Challenge: Go through the material below and copy each line where the word "USDCHF" appears.

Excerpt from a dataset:
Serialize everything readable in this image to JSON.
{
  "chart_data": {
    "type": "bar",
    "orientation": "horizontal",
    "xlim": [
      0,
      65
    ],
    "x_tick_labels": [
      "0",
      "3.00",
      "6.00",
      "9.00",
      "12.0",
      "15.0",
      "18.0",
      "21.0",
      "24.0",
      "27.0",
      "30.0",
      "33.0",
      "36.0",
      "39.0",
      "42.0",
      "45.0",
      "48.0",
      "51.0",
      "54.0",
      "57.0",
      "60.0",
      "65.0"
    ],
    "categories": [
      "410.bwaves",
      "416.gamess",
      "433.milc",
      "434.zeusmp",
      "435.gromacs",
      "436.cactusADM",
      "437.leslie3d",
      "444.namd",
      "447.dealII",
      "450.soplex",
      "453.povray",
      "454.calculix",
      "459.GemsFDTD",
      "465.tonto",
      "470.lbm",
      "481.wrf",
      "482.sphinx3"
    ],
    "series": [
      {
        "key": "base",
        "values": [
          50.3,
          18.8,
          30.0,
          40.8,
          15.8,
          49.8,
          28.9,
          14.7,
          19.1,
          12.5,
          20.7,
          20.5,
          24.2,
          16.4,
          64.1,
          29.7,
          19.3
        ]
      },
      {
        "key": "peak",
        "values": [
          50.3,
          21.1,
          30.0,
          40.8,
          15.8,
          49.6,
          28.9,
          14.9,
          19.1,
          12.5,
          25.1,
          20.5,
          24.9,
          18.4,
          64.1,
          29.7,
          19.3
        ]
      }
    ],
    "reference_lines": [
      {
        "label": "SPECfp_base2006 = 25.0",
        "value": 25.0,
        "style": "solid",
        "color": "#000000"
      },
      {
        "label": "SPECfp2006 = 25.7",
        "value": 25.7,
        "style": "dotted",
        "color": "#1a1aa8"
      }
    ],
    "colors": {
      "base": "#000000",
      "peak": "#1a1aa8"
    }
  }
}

...

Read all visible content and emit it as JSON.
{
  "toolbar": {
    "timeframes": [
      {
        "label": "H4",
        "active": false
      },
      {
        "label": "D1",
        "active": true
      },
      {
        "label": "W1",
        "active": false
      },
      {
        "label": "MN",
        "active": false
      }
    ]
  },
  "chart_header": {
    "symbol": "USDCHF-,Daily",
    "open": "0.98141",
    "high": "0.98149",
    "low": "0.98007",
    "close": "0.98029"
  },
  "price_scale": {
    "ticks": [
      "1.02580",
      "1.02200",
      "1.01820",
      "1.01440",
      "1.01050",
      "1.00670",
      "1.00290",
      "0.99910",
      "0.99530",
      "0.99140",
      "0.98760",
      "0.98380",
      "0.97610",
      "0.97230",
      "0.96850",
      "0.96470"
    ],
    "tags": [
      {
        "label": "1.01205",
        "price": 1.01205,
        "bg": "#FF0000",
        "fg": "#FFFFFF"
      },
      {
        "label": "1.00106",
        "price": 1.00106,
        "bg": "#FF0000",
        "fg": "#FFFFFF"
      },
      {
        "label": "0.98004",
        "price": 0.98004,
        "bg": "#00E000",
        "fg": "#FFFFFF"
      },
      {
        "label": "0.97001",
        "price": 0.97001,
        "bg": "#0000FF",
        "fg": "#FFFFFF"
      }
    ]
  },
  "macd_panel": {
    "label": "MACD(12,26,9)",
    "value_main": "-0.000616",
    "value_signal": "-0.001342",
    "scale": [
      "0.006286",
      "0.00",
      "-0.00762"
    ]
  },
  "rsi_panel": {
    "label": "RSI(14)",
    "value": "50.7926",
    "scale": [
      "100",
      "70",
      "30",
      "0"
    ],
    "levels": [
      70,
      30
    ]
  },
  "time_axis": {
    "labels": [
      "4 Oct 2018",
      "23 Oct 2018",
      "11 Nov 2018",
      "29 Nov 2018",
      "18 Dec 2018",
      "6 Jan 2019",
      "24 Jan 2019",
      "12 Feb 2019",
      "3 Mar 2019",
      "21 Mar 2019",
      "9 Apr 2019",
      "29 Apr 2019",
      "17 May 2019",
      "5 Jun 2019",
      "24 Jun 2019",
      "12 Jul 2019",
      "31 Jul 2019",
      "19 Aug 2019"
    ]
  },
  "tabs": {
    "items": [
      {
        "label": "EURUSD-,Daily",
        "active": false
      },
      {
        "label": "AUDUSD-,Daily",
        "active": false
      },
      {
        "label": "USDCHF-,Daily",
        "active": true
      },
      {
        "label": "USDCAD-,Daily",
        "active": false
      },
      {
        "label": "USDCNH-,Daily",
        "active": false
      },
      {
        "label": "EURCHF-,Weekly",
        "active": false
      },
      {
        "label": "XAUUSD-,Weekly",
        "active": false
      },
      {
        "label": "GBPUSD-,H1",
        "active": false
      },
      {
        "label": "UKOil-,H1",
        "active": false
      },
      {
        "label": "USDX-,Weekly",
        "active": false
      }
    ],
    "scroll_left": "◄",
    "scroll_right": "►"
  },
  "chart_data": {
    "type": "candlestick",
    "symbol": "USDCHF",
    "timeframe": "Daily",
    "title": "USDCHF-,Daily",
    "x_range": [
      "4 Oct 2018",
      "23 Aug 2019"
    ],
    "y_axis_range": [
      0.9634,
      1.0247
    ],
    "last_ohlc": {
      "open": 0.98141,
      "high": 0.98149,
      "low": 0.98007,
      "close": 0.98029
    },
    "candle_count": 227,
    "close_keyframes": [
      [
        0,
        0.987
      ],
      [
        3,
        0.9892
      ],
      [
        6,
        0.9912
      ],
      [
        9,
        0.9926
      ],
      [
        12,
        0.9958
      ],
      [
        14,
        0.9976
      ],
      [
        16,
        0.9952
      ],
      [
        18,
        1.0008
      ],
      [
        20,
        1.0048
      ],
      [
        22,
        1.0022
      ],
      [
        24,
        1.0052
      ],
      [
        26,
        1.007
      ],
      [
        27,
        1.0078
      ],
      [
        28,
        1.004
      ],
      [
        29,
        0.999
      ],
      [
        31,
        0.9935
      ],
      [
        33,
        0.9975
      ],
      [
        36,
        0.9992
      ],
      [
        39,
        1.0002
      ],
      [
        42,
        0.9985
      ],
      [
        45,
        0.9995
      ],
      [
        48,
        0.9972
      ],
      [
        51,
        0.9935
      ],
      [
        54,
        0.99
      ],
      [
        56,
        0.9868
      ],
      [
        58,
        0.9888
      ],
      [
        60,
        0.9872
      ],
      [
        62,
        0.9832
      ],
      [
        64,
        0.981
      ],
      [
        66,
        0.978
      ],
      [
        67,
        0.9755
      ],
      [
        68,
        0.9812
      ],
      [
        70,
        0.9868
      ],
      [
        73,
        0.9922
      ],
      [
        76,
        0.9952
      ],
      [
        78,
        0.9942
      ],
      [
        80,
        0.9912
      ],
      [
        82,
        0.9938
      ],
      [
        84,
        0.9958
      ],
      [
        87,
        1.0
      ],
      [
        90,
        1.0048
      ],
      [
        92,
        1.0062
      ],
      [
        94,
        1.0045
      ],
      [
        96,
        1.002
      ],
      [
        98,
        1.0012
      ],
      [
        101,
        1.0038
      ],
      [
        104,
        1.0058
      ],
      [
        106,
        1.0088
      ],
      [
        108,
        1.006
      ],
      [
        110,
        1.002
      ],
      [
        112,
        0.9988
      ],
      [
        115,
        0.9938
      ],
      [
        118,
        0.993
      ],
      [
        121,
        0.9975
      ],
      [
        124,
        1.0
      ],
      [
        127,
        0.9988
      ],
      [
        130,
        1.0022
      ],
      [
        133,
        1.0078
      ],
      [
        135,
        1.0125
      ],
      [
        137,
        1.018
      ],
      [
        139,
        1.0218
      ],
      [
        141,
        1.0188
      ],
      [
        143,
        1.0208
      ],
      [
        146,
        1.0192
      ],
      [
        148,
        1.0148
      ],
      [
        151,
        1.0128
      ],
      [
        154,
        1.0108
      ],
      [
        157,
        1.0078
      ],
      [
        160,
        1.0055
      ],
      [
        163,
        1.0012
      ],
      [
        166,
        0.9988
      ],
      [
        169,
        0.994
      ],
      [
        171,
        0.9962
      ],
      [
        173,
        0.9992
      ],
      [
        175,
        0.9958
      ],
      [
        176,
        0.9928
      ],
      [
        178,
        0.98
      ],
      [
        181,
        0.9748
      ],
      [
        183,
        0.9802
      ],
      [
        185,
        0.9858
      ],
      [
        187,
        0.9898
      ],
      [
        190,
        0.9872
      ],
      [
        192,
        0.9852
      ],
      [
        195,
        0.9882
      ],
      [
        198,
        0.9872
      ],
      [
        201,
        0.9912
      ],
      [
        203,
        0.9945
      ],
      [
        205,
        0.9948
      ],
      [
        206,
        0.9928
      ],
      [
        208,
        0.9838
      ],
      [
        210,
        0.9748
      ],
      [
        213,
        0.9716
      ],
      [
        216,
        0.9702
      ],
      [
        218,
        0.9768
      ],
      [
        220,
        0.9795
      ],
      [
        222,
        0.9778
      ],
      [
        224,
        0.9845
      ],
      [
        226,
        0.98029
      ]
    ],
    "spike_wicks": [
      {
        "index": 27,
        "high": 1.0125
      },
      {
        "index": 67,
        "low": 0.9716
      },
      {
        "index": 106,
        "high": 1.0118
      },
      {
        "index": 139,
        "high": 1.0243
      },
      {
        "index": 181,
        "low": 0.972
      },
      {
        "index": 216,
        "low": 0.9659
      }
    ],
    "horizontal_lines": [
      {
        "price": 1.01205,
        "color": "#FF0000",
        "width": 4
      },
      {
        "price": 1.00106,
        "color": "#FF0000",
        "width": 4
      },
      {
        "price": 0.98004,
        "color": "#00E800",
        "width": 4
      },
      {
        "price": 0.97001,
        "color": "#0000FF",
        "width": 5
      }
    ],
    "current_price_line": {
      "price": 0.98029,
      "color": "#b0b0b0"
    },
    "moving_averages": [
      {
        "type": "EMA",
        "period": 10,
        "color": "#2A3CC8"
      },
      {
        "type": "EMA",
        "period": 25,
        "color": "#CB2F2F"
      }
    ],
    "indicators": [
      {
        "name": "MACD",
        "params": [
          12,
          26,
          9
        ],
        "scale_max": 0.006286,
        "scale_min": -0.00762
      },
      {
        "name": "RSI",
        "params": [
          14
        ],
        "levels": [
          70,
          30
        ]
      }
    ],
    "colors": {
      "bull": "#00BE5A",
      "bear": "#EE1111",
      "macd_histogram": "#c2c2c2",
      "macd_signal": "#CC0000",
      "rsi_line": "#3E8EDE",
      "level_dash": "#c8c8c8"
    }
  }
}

Task result:
    "symbol": "USDCHF-,Daily",
        "label": "USDCHF-,Daily",
    "symbol": "USDCHF",
    "title": "USDCHF-,Daily",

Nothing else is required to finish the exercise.